• Exercise aim: Restate the whole of the material. Keep every word, and drop the pictures.

-- start Provided records --

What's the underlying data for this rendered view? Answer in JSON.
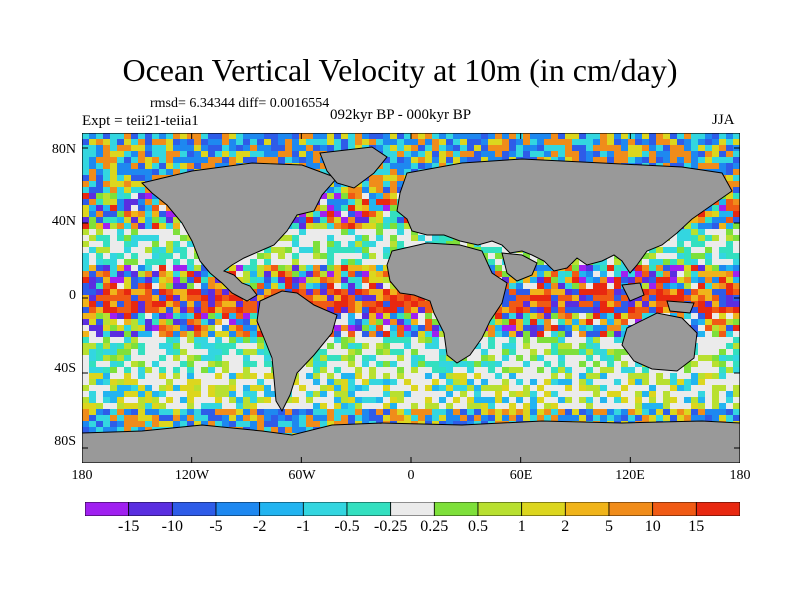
{
  "map": {
    "title": "Ocean Vertical Velocity at 10m (in cm/day)",
    "stats": "rmsd= 6.34344 diff= 0.0016554",
    "period": "092kyr BP - 000kyr BP",
    "experiment": "Expt = teii21-teiia1",
    "season": "JJA",
    "land_color": "#999999",
    "lat_labels": [
      "80N",
      "40N",
      "0",
      "40S",
      "80S"
    ],
    "lon_labels": [
      "180",
      "120W",
      "60W",
      "0",
      "60E",
      "120E",
      "180"
    ]
  },
  "colorbar": {
    "labels": [
      "-15",
      "-10",
      "-5",
      "-2",
      "-1",
      "-0.5",
      "-0.25",
      "0.25",
      "0.5",
      "1",
      "2",
      "5",
      "10",
      "15"
    ],
    "colors": [
      "#a020f0",
      "#5a2ee0",
      "#2e5ce8",
      "#1e88f0",
      "#22b4f0",
      "#33d6e0",
      "#33e0c0",
      "#ebebeb",
      "#7ee03a",
      "#b8e030",
      "#dcd61e",
      "#f0b41a",
      "#f08c1a",
      "#f05a14",
      "#e82810"
    ]
  }
}
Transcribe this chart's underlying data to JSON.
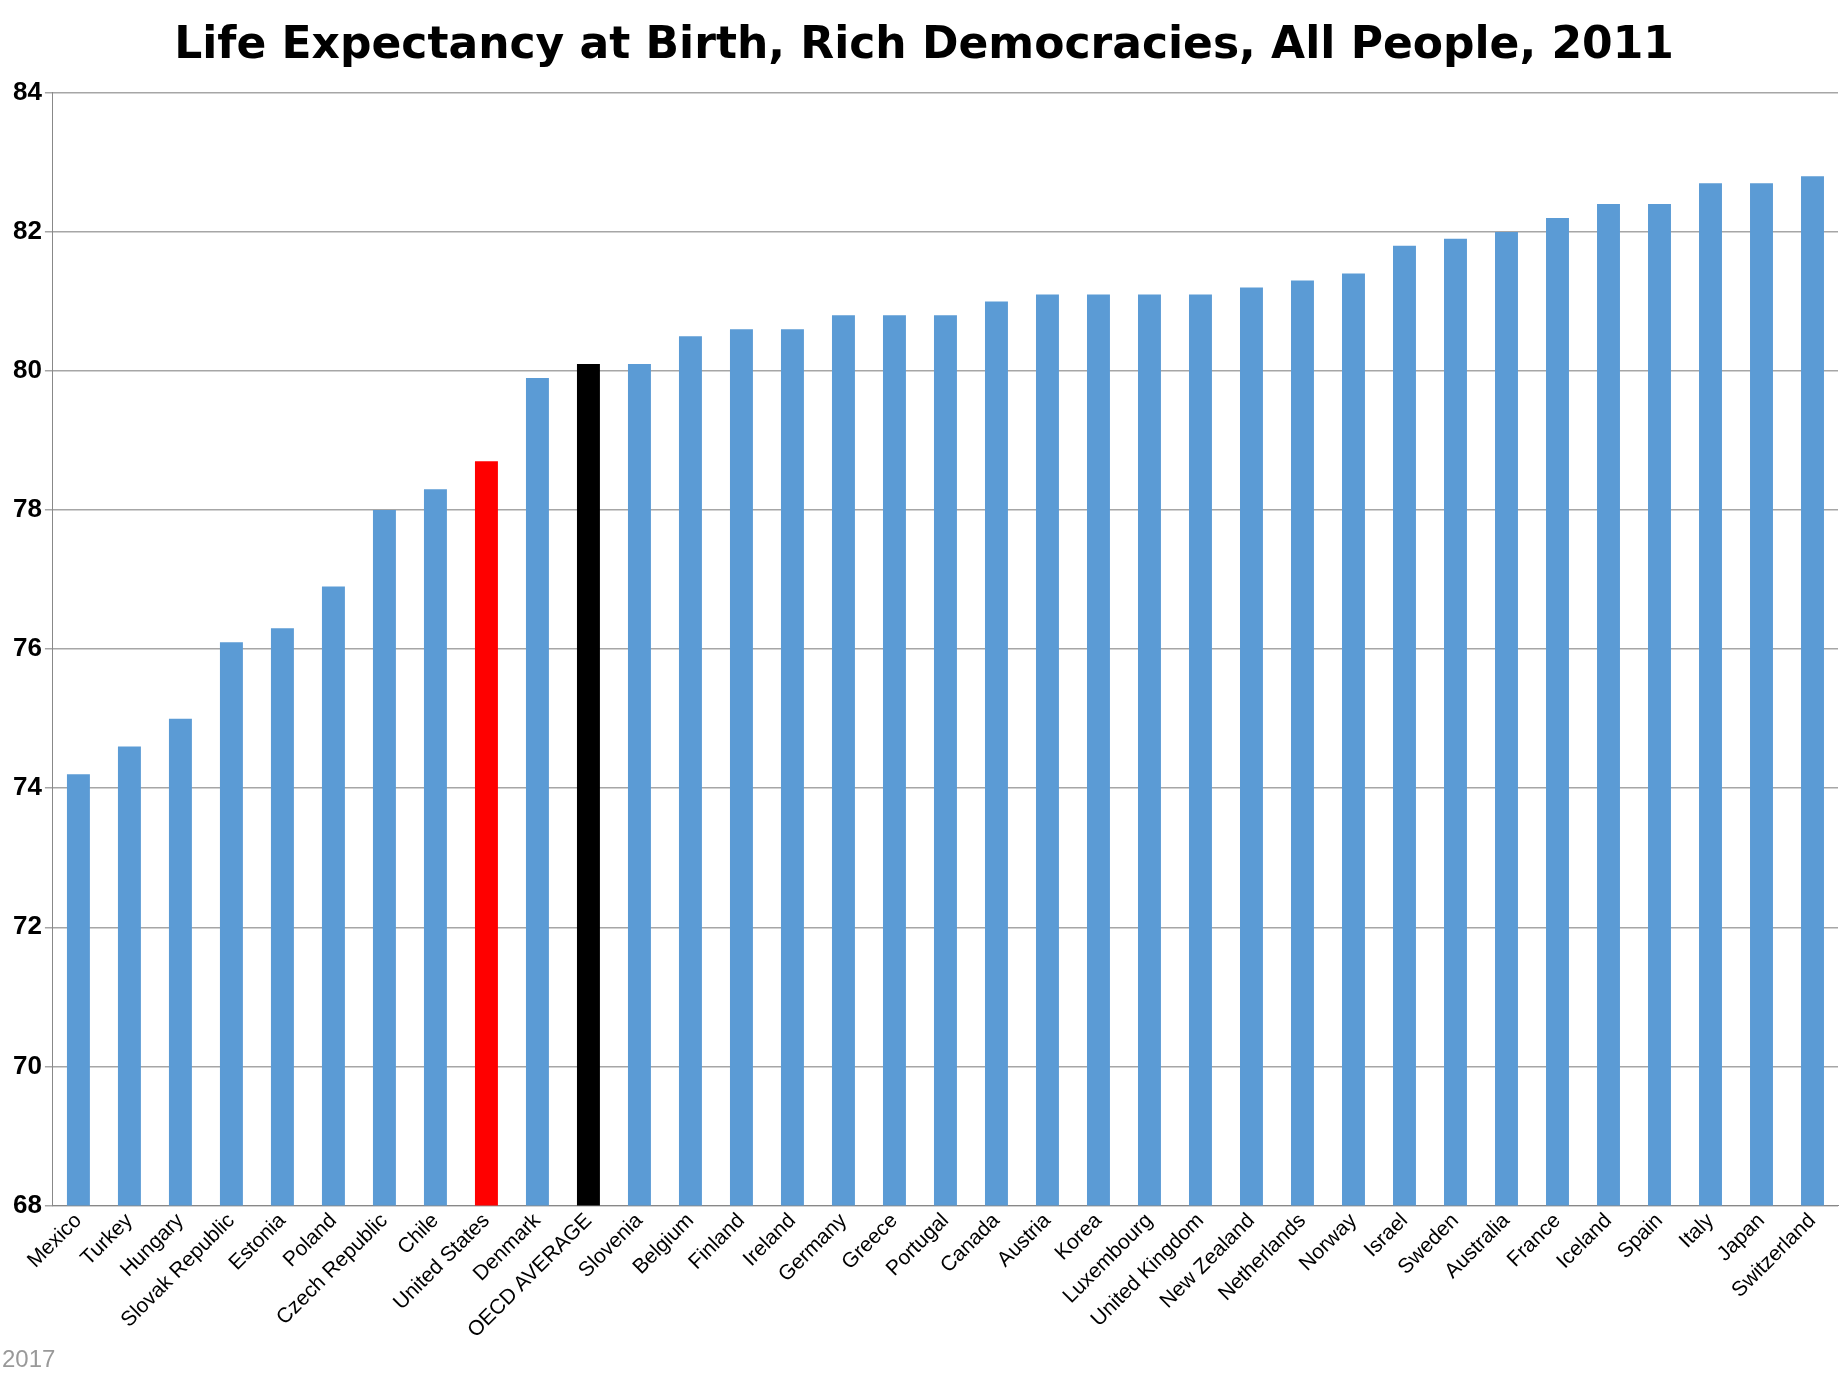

-- end Provided records --

• Solution to the problem:
What's the underlying data for this rendered view? Answer in JSON.
{
  "map": {
    "title": "Ocean Vertical Velocity at 10m (in cm/day)",
    "stats": "rmsd= 6.34344 diff= 0.0016554",
    "period": "092kyr BP - 000kyr BP",
    "experiment": "Expt = teii21-teiia1",
    "season": "JJA",
    "land_color": "#999999",
    "lat_labels": [
      "80N",
      "40N",
      "0",
      "40S",
      "80S"
    ],
    "lon_labels": [
      "180",
      "120W",
      "60W",
      "0",
      "60E",
      "120E",
      "180"
    ]
  },
  "colorbar": {
    "labels": [
      "-15",
      "-10",
      "-5",
      "-2",
      "-1",
      "-0.5",
      "-0.25",
      "0.25",
      "0.5",
      "1",
      "2",
      "5",
      "10",
      "15"
    ],
    "colors": [
      "#a020f0",
      "#5a2ee0",
      "#2e5ce8",
      "#1e88f0",
      "#22b4f0",
      "#33d6e0",
      "#33e0c0",
      "#ebebeb",
      "#7ee03a",
      "#b8e030",
      "#dcd61e",
      "#f0b41a",
      "#f08c1a",
      "#f05a14",
      "#e82810"
    ]
  }
}
Transcribe this chart's underlying data to JSON.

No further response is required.